* [What the task requires]
Copy out the data below as written; omit any images.

[Available data — start]

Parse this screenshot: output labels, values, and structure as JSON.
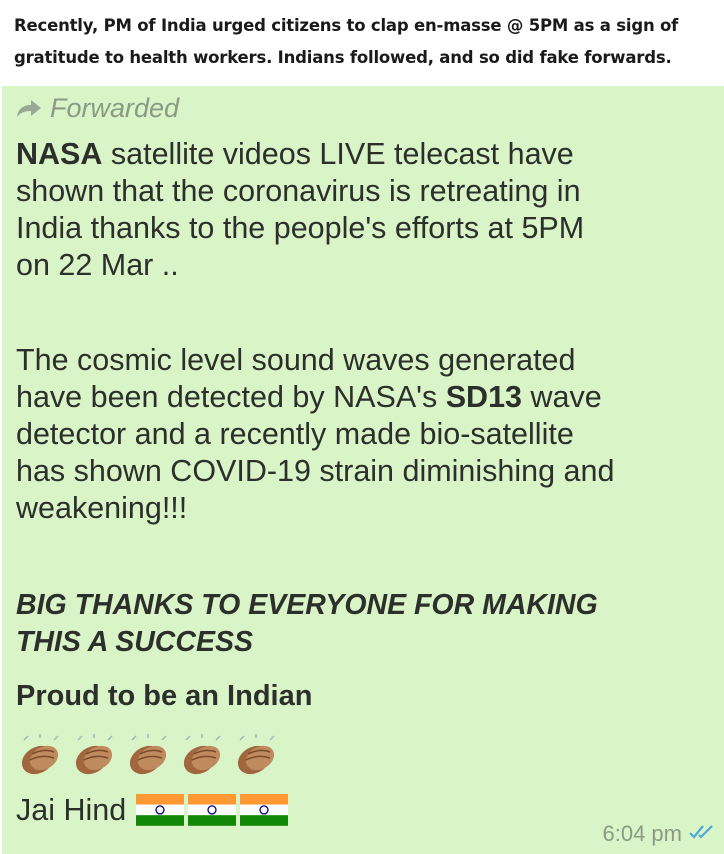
{
  "caption": {
    "line1": "Recently, PM of India urged citizens to clap en-masse @ 5PM as a sign of",
    "line2": "gratitude to health workers. Indians followed, and so did fake forwards."
  },
  "message": {
    "forwarded_label": "Forwarded",
    "p1": {
      "bold_lead": "NASA",
      "l1_rest": " satellite videos LIVE telecast have",
      "l2": "shown that the coronavirus is retreating in",
      "l3": "India thanks to the people's efforts at 5PM",
      "l4": "on 22 Mar .."
    },
    "p2": {
      "l1": "The cosmic level sound waves generated",
      "l2_pre": "have been detected by NASA's ",
      "l2_bold": "SD13",
      "l2_post": " wave",
      "l3": "detector and a recently made bio-satellite",
      "l4": "has shown COVID-19 strain diminishing and",
      "l5": "weakening!!!"
    },
    "p3": {
      "l1": "BIG THANKS TO EVERYONE FOR MAKING",
      "l2": "THIS A SUCCESS"
    },
    "p4": "Proud to be an Indian",
    "emojis": [
      "clapping-hands",
      "clapping-hands",
      "clapping-hands",
      "clapping-hands",
      "clapping-hands"
    ],
    "jai_hind": "Jai Hind",
    "flags": [
      "india-flag",
      "india-flag",
      "india-flag"
    ],
    "time": "6:04 pm",
    "read_status": "double-check-icon"
  },
  "colors": {
    "bubble_bg": "#d9f4c7",
    "text": "#2c2f2b",
    "meta": "#8a9a85",
    "tick": "#4fa8d8",
    "saffron": "#ff9933",
    "green": "#138808",
    "chakra": "#000080"
  }
}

[Available data — finish]

* [Reply to the task]
Parse this screenshot: output labels, values, and structure as JSON.
{
  "caption": {
    "line1": "Recently, PM of India urged citizens to clap en-masse @ 5PM as a sign of",
    "line2": "gratitude to health workers. Indians followed, and so did fake forwards."
  },
  "message": {
    "forwarded_label": "Forwarded",
    "p1": {
      "bold_lead": "NASA",
      "l1_rest": " satellite videos LIVE telecast have",
      "l2": "shown that the coronavirus is retreating in",
      "l3": "India thanks to the people's efforts at 5PM",
      "l4": "on 22 Mar .."
    },
    "p2": {
      "l1": "The cosmic level sound waves generated",
      "l2_pre": "have been detected by NASA's ",
      "l2_bold": "SD13",
      "l2_post": " wave",
      "l3": "detector and a recently made bio-satellite",
      "l4": "has shown COVID-19 strain diminishing and",
      "l5": "weakening!!!"
    },
    "p3": {
      "l1": "BIG THANKS TO EVERYONE FOR MAKING",
      "l2": "THIS A SUCCESS"
    },
    "p4": "Proud to be an Indian",
    "emojis": [
      "clapping-hands",
      "clapping-hands",
      "clapping-hands",
      "clapping-hands",
      "clapping-hands"
    ],
    "jai_hind": "Jai Hind",
    "flags": [
      "india-flag",
      "india-flag",
      "india-flag"
    ],
    "time": "6:04 pm",
    "read_status": "double-check-icon"
  },
  "colors": {
    "bubble_bg": "#d9f4c7",
    "text": "#2c2f2b",
    "meta": "#8a9a85",
    "tick": "#4fa8d8",
    "saffron": "#ff9933",
    "green": "#138808",
    "chakra": "#000080"
  }
}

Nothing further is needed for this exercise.